EXCERPT PROVIDED:

How Interreg is equipping France for the hydrogen transition
Europe’s energy independence needs skilled workers
Recent geopolitical and economic pressures have reinforced Europe’s ambition to increase energy independence by expanding renewable energy and diversifying energy sources. Among EU member states, France is no exception, aiming to achieve carbon neutrality by 2050. In this context, hydrogen is one important option, as it can replace fossil fuels in transport and industry in an environmentally friendly way, given that the electricity used in its production comes from renewable energy sources. According to the European Hydrogen Strategy for a climate-neutral Europe from 2020, the EU should be on its way to scale up hydrogen supply from 2% to 14% of its entire energy supply by 2050. While environmentally friendly produced hydrogen holds promise, barriers remain in scaling up production, infrastructure, and workforce skills.
European-level recognition of hydrogen skills is therefore essential, but companies face the challenge of harmonising proof of skills to better verify workforce capabilities – even as the first hydrogen technologies are already being deployed, particularly in the mobility and transport sectors. This is where the projects GreenSKHy and HYDEA, supported by Interreg North-West Europe and Interreg Atlantic Area, respectively, come into play.
GreenSKHy: Green skills and knowledge for hydrogen
GreenSKHy, led by the French professional training organisation Afpa, focuses on building skills across the entire hydrogen value chain, from PhD students to operators. Within the project, partnering universities develop a scheme of transnational summer schools for students, focusing on hydrogen mobility, hydrogen production and its industrial uses. In addition, a mobile hydrogen training lab, developed within the project, offers training in regions where there are no nearby facilities and expertise. The involved training centres across four countries plan to train at least 150 technicians in basic knowledge of hydrogen, hydrogen mobility (trucks, boats, light vehicles, etc.), hydrogen safety and risks, operation and maintenance of hydrogen facilities and more. These practical modules aim to provide experienced technicians with the basic knowledge and skills related to the deployment of hydrogen.

TASK REQUIREMENTS:
[A] Answer these questions from the hydrogen article, one per line:
(i) By what year does France aim to reach carbon neutrality?
(ii) Which Interreg programme supports the HYDEA project?
(iii) At least how many technicians do the GreenSKHy training centres plan to train?
[B] For each statement below, say whether it agrees with the hydrogen article. Answer yes or no and quote the words that decide it.
(i) GreenSKHy is led by the French professional training organisation Afpa.
(ii) The 2020 European Hydrogen Strategy foresees raising hydrogen to 20% of the EU's energy supply by 2050.
(iii) The mobile hydrogen training lab offers training in regions that lack nearby facilities and expertise.

MATERIAL:
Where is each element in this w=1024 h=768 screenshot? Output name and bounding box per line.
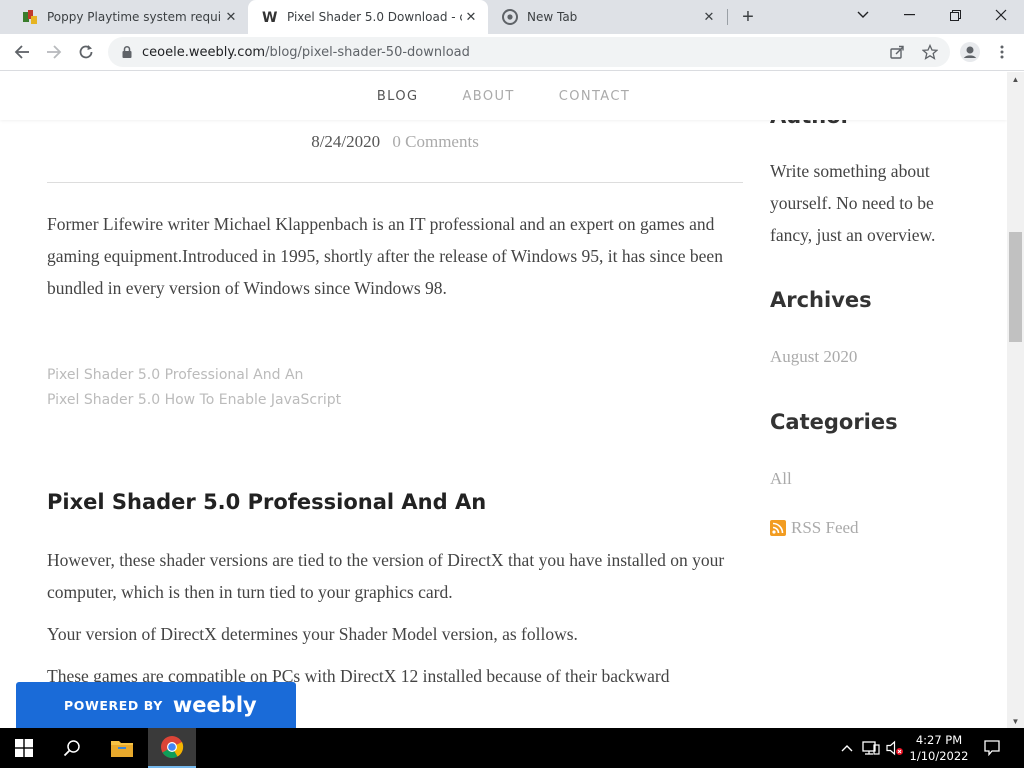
toc-link[interactable]: Pixel Shader 5.0 How To Enable JavaScrip… (47, 388, 341, 413)
tab-pixel-shader[interactable]: W Pixel Shader 5.0 Download - ceo ✕ (248, 0, 488, 34)
close-icon[interactable]: ✕ (462, 8, 480, 26)
reload-button[interactable] (72, 38, 100, 66)
url-text: ceoele.weebly.com/blog/pixel-shader-50-d… (142, 45, 470, 60)
network-icon[interactable] (862, 739, 880, 757)
post-paragraph: However, these shader versions are tied … (47, 550, 725, 602)
search-button[interactable] (48, 728, 96, 768)
tab-title: New Tab (527, 10, 578, 24)
chrome-favicon-icon (502, 9, 518, 25)
restore-button[interactable] (932, 0, 978, 30)
post-divider (47, 182, 743, 183)
tab-title: Poppy Playtime system requireme (47, 10, 222, 24)
powered-by-label: POWERED BY (64, 697, 163, 713)
tab-search-chevron-icon[interactable] (840, 0, 886, 30)
nav-contact[interactable]: CONTACT (559, 89, 630, 104)
rss-icon (770, 520, 786, 536)
post-intro: Former Lifewire writer Michael Klappenba… (47, 214, 723, 298)
clock-time: 4:27 PM (915, 733, 963, 747)
forward-button[interactable] (40, 38, 68, 66)
url-host: ceoele.weebly.com (142, 44, 266, 60)
tab-separator (727, 9, 728, 25)
scroll-down-arrow-icon[interactable]: ▼ (1007, 714, 1024, 728)
menu-kebab-icon[interactable] (994, 44, 1010, 60)
weebly-w-favicon-icon: W (262, 9, 278, 25)
url-path: /blog/pixel-shader-50-download (265, 44, 470, 60)
poppy-favicon-icon (22, 9, 38, 25)
nav-blog[interactable]: BLOG (377, 89, 419, 104)
folder-icon (111, 741, 133, 757)
chevron-up-icon[interactable] (838, 739, 856, 757)
notifications-icon[interactable] (983, 739, 1001, 757)
category-link[interactable]: All (770, 469, 792, 489)
tab-strip: Poppy Playtime system requireme ✕ W Pixe… (0, 0, 1024, 34)
tab-poppy-playtime[interactable]: Poppy Playtime system requireme ✕ (8, 0, 248, 34)
browser-toolbar: ceoele.weebly.com/blog/pixel-shader-50-d… (0, 34, 1024, 71)
minimize-button[interactable] (886, 0, 932, 30)
windows-taskbar: 4:27 PM 1/10/2022 (0, 728, 1024, 768)
tab-new-tab[interactable]: New Tab ✕ (488, 0, 726, 34)
bookmark-star-icon[interactable] (922, 44, 938, 60)
address-bar[interactable]: ceoele.weebly.com/blog/pixel-shader-50-d… (108, 37, 950, 67)
file-explorer-button[interactable] (98, 728, 146, 768)
post-paragraph: Your version of DirectX determines your … (47, 624, 578, 644)
powered-by-weebly-badge[interactable]: POWERED BY weebly (16, 682, 296, 728)
svg-text:W: W (262, 10, 277, 25)
weebly-logo: weebly (172, 693, 257, 717)
rss-feed-link[interactable]: RSS Feed (770, 518, 859, 538)
close-icon[interactable]: ✕ (700, 8, 718, 26)
site-nav: BLOG ABOUT CONTACT (0, 72, 1007, 120)
new-tab-button[interactable]: + (736, 5, 760, 29)
author-text: Write something about yourself. No need … (770, 161, 936, 245)
tab-title: Pixel Shader 5.0 Download - ceo (287, 10, 462, 24)
toc-link[interactable]: Pixel Shader 5.0 Professional And An (47, 363, 341, 388)
close-window-button[interactable] (978, 0, 1024, 30)
chrome-icon (161, 736, 184, 758)
vertical-scrollbar[interactable]: ▲ ▼ (1007, 72, 1024, 728)
categories-heading: Categories (770, 410, 898, 434)
nav-about[interactable]: ABOUT (462, 89, 514, 104)
windows-logo-icon (15, 739, 33, 757)
back-button[interactable] (8, 38, 36, 66)
system-clock[interactable]: 4:27 PM 1/10/2022 (904, 732, 974, 764)
clock-date: 1/10/2022 (909, 749, 969, 763)
share-icon[interactable] (889, 44, 905, 60)
lock-icon[interactable] (120, 45, 134, 59)
table-of-contents: Pixel Shader 5.0 Professional And An Pix… (47, 363, 341, 413)
section-heading: Pixel Shader 5.0 Professional And An (47, 490, 487, 514)
scroll-up-arrow-icon[interactable]: ▲ (1007, 72, 1024, 86)
search-icon (63, 740, 80, 757)
archive-link[interactable]: August 2020 (770, 347, 857, 367)
close-icon[interactable]: ✕ (222, 8, 240, 26)
comments-link[interactable]: 0 Comments (392, 132, 478, 151)
scroll-thumb[interactable] (1009, 232, 1022, 342)
page-viewport: BLOG ABOUT CONTACT 8/24/2020 0 Comments … (0, 72, 1007, 728)
profile-avatar-icon[interactable] (960, 42, 980, 62)
archives-heading: Archives (770, 288, 872, 312)
rss-label: RSS Feed (791, 518, 859, 537)
volume-muted-icon[interactable] (886, 739, 904, 757)
start-button[interactable] (0, 728, 48, 768)
post-meta: 8/24/2020 0 Comments (47, 132, 743, 152)
chrome-taskbar-button[interactable] (148, 728, 196, 768)
post-date: 8/24/2020 (311, 132, 381, 151)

TASK-BY-TASK SOLUTIONS:
[A]
(i) 2050
(ii) Interreg Atlantic Area
(iii) 150

[B]
(i) Yes: "GreenSKHy, led by the French professional training organisation Afpa"
(ii) No: "scale up hydrogen supply from 2% to 14% of its entire energy supply by 2050"
(iii) Yes: "offers training in regions where there are no nearby facilities and expertise"